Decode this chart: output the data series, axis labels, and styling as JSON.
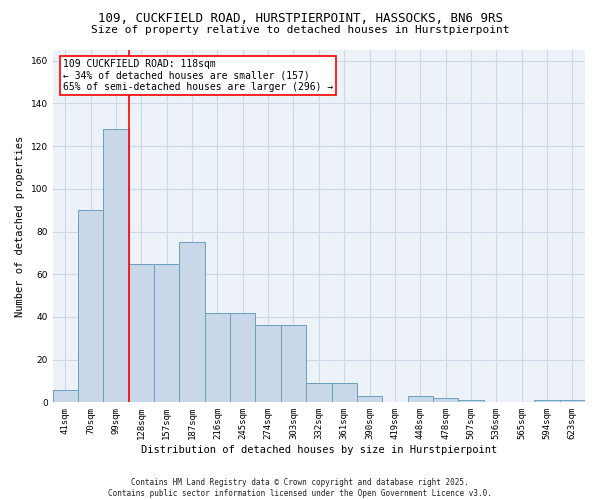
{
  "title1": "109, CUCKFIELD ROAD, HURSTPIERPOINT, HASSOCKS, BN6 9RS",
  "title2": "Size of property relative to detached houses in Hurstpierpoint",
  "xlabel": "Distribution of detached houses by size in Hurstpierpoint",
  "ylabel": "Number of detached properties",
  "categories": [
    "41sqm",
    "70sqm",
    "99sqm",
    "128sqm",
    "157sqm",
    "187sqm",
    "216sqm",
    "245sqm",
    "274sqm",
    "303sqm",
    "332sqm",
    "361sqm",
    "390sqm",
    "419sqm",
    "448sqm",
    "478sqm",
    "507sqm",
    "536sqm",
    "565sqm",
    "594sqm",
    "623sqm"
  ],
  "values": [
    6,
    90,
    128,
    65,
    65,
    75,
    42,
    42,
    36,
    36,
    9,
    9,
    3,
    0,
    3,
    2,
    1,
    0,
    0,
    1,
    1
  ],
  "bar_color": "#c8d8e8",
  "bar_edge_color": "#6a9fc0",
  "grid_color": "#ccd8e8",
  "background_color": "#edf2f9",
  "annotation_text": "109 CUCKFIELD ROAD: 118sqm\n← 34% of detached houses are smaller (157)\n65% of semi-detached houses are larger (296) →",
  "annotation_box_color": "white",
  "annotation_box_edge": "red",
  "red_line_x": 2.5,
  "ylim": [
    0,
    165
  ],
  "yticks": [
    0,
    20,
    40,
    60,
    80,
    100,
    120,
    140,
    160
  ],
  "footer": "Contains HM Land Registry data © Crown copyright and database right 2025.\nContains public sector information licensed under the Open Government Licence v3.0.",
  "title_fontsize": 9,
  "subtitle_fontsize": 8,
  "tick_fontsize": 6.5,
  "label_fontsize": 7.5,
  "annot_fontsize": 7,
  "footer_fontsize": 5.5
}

───

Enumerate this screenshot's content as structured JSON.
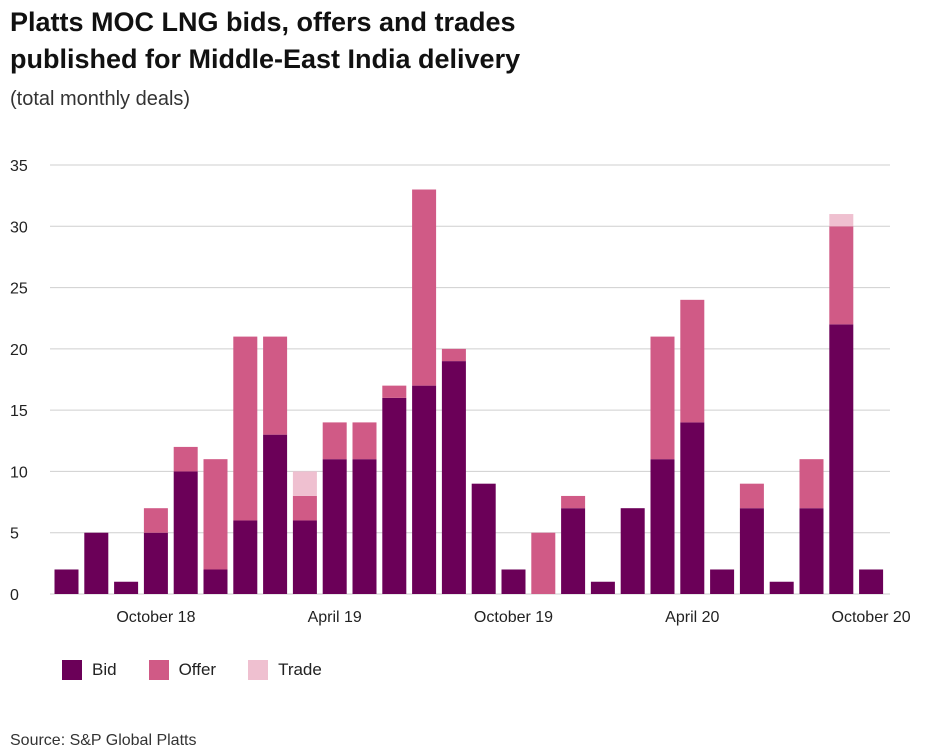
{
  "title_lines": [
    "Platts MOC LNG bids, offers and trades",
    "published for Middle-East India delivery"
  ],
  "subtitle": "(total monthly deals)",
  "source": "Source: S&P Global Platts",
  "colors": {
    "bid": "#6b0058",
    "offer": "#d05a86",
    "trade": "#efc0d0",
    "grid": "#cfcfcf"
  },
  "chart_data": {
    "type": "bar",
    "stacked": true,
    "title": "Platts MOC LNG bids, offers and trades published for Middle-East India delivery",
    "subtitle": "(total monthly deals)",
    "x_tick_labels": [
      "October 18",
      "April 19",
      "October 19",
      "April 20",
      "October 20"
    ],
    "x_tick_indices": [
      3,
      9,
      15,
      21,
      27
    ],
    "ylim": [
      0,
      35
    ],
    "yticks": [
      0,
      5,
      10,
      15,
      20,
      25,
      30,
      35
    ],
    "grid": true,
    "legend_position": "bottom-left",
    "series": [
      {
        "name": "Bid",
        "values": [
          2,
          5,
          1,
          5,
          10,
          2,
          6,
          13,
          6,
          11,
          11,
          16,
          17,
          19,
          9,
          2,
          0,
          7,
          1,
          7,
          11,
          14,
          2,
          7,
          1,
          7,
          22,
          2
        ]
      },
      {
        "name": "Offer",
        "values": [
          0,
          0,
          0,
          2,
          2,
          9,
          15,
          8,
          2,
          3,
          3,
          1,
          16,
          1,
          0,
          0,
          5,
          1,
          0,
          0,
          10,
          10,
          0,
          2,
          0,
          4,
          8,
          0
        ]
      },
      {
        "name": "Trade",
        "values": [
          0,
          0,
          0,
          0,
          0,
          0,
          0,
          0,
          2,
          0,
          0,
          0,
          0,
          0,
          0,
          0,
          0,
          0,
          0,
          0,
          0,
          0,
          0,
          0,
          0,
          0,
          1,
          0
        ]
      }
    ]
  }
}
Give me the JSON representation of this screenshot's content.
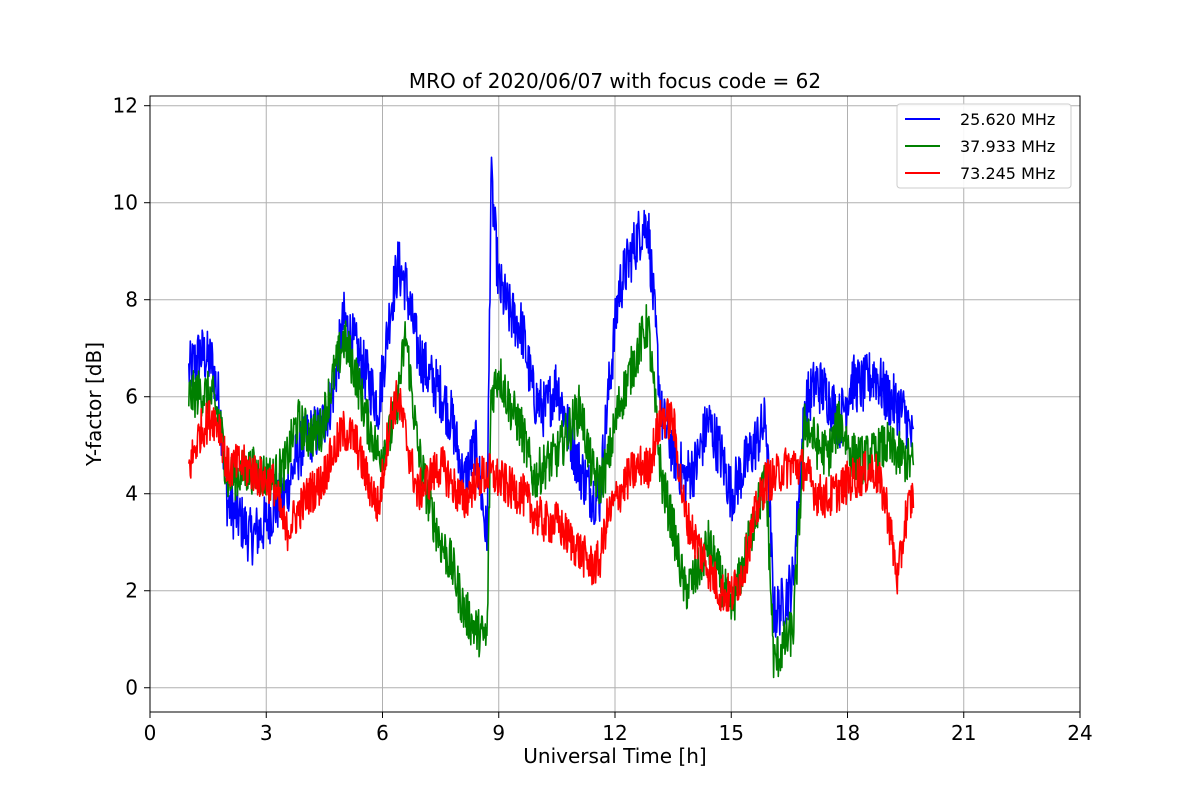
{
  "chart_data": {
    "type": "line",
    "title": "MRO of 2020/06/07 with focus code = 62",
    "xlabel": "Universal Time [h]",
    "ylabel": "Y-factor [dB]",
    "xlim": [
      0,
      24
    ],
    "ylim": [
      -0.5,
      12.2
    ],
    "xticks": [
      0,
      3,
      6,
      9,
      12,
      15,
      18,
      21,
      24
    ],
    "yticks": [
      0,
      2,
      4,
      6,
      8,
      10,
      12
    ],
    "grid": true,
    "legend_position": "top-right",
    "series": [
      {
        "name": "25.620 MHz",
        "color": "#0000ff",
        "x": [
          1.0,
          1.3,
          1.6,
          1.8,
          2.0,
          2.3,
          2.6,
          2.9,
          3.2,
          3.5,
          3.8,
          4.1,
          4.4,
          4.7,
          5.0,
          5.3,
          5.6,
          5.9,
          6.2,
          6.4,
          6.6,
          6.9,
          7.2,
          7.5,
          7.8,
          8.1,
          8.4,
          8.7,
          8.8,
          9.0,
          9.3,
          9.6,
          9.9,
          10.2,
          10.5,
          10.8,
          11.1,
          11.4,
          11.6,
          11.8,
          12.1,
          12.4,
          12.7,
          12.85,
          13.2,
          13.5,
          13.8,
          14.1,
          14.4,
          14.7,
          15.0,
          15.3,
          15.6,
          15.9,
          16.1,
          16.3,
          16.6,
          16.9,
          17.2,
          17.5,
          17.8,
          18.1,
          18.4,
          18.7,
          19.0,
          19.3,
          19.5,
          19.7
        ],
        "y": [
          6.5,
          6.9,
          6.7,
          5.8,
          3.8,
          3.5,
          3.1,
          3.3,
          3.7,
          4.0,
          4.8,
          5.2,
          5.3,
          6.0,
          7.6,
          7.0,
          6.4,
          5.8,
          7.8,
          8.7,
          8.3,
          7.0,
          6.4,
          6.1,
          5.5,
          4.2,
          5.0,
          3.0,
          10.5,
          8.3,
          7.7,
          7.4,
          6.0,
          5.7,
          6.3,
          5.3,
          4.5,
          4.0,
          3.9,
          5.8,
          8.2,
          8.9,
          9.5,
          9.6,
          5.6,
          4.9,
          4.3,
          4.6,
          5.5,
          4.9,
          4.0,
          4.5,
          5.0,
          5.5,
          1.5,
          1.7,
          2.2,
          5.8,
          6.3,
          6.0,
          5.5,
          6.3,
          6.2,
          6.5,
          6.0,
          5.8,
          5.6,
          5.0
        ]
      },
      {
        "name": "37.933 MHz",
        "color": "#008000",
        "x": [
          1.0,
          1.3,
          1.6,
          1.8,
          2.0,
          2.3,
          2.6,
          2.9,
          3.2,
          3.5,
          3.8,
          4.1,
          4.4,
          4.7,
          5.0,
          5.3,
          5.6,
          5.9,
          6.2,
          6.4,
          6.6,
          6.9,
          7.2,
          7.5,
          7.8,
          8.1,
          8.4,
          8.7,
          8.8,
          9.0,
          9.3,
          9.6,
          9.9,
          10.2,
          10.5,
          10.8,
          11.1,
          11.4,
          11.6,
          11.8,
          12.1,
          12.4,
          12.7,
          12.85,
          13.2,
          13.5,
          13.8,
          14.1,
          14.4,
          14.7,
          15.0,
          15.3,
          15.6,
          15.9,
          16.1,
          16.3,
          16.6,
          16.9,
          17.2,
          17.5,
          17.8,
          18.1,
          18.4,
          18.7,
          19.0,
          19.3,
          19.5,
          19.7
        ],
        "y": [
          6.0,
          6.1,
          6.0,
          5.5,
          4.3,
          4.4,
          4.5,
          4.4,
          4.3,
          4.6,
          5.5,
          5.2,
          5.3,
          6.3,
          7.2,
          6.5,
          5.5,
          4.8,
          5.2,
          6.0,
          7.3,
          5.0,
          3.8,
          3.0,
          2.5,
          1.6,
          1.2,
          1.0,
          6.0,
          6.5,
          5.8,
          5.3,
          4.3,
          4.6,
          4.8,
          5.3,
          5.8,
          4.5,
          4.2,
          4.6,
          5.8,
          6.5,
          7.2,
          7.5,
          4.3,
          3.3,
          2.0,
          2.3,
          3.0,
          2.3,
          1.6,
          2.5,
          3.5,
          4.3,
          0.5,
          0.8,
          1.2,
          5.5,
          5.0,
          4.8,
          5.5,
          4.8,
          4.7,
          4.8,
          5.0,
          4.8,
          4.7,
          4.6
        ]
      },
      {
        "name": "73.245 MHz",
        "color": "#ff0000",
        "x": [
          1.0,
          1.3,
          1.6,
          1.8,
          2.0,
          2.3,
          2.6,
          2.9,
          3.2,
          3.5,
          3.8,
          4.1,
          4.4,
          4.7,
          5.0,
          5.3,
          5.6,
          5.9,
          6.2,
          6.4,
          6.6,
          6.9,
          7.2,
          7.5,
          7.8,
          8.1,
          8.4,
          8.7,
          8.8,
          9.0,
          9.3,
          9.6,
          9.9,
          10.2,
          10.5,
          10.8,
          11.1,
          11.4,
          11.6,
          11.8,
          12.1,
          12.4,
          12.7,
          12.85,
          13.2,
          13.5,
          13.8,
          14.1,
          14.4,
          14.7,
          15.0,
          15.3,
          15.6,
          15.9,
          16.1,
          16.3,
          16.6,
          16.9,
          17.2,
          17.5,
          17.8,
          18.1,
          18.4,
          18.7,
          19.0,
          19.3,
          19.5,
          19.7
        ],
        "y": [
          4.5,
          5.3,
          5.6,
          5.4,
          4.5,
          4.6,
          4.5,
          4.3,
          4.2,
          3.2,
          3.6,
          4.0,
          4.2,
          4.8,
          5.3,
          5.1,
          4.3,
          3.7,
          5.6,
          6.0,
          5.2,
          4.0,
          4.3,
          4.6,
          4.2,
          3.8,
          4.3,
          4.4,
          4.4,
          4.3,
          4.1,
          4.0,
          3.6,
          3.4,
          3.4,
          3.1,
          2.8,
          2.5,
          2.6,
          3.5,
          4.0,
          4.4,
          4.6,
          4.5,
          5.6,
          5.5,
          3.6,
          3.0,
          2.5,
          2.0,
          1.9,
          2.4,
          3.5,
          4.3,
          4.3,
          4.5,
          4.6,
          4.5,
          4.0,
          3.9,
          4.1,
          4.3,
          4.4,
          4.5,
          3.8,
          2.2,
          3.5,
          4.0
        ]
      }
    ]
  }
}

───

_THE EXERCISE_. How many of the lines above hold the word "ROAD"? Give only that number.

_RESULT FOR THIS TASK_. 2